• Task details: Say how many lines in the data below contain the word "三里三村社区", and give no other text.

[Lines of data]

━━━━━━

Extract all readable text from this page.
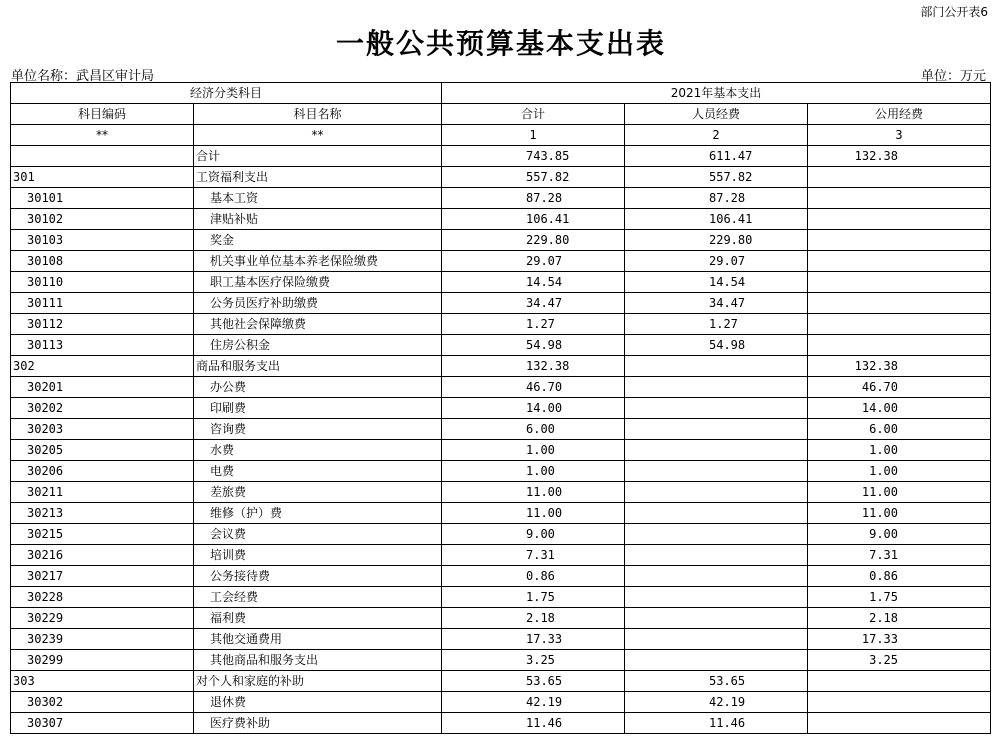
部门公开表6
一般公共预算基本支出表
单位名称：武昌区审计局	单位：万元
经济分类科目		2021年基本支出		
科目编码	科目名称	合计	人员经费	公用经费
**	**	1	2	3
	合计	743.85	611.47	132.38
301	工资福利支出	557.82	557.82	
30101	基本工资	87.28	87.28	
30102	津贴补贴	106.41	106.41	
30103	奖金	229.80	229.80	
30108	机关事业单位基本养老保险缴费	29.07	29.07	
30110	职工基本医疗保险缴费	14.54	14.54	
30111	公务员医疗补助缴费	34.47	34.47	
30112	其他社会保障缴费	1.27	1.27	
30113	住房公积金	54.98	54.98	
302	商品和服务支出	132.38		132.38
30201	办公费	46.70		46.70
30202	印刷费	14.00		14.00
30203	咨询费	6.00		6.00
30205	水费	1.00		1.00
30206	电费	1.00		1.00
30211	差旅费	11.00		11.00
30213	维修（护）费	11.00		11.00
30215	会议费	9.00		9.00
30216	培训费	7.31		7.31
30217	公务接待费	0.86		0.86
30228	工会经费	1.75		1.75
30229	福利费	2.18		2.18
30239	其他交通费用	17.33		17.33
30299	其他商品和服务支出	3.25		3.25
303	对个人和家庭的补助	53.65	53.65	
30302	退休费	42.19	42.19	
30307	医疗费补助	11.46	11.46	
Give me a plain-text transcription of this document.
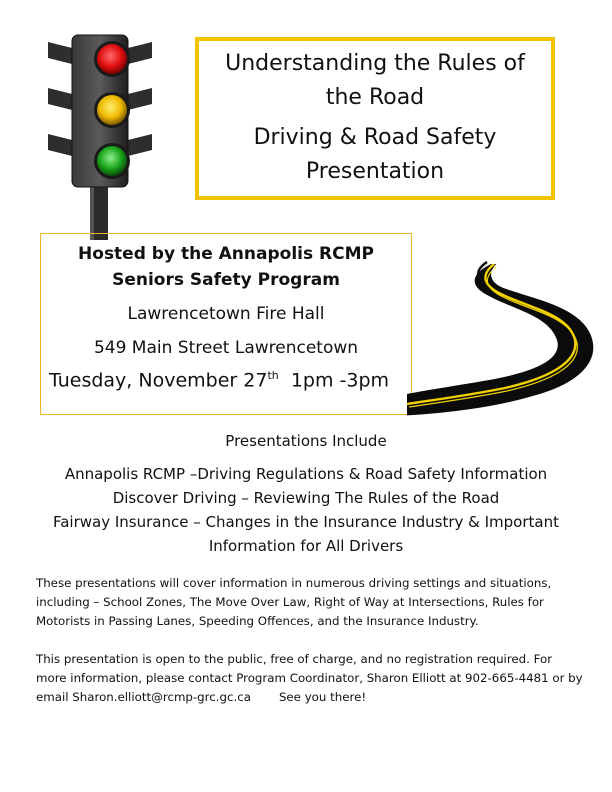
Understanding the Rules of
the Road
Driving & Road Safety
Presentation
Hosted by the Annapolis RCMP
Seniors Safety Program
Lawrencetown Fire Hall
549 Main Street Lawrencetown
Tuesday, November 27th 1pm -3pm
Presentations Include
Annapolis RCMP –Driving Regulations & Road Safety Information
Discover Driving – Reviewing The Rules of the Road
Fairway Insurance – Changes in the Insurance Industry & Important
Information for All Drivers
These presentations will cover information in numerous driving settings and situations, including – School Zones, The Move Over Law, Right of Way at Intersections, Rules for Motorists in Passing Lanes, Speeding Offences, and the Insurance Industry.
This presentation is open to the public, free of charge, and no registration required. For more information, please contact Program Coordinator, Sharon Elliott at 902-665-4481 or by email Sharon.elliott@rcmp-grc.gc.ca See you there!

━━━━━━

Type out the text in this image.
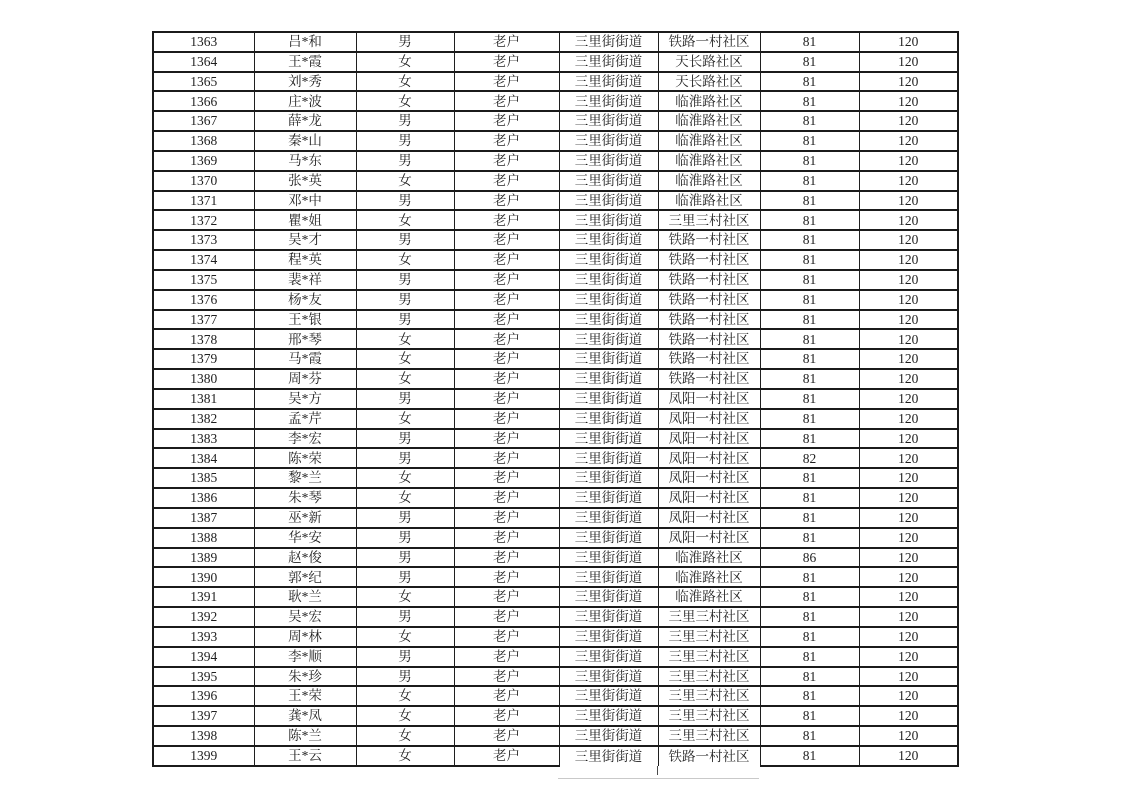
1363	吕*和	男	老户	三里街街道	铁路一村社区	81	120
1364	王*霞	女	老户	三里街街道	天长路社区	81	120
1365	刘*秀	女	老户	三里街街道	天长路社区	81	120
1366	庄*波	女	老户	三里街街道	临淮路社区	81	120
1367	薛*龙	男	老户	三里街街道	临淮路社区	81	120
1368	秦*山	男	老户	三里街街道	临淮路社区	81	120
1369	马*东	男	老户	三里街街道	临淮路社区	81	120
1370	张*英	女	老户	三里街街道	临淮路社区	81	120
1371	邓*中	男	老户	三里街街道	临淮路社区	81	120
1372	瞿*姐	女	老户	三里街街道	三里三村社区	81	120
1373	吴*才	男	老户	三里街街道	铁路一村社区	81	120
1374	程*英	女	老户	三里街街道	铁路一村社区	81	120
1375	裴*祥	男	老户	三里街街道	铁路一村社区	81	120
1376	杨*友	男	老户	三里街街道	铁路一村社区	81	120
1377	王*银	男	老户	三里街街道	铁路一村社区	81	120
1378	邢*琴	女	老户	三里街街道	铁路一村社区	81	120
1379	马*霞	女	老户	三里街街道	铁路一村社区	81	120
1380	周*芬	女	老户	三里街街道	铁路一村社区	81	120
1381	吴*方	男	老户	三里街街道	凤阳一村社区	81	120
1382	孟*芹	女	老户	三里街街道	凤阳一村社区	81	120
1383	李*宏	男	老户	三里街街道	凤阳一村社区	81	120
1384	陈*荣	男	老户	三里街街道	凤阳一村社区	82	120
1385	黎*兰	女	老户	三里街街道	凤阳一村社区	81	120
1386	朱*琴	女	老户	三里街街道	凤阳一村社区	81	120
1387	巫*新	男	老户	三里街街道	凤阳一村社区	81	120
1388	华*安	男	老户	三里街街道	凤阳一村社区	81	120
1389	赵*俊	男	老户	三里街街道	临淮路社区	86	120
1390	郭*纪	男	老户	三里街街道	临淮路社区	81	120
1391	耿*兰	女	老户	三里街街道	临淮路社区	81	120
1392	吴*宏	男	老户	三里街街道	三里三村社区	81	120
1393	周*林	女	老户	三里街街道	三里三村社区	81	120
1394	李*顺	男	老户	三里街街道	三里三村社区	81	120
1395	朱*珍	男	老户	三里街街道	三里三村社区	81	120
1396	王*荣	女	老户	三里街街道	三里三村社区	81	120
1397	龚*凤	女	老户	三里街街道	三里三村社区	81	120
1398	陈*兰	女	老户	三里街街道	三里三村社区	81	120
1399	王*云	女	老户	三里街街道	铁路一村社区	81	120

━━━━━━

• Finished exercise: 8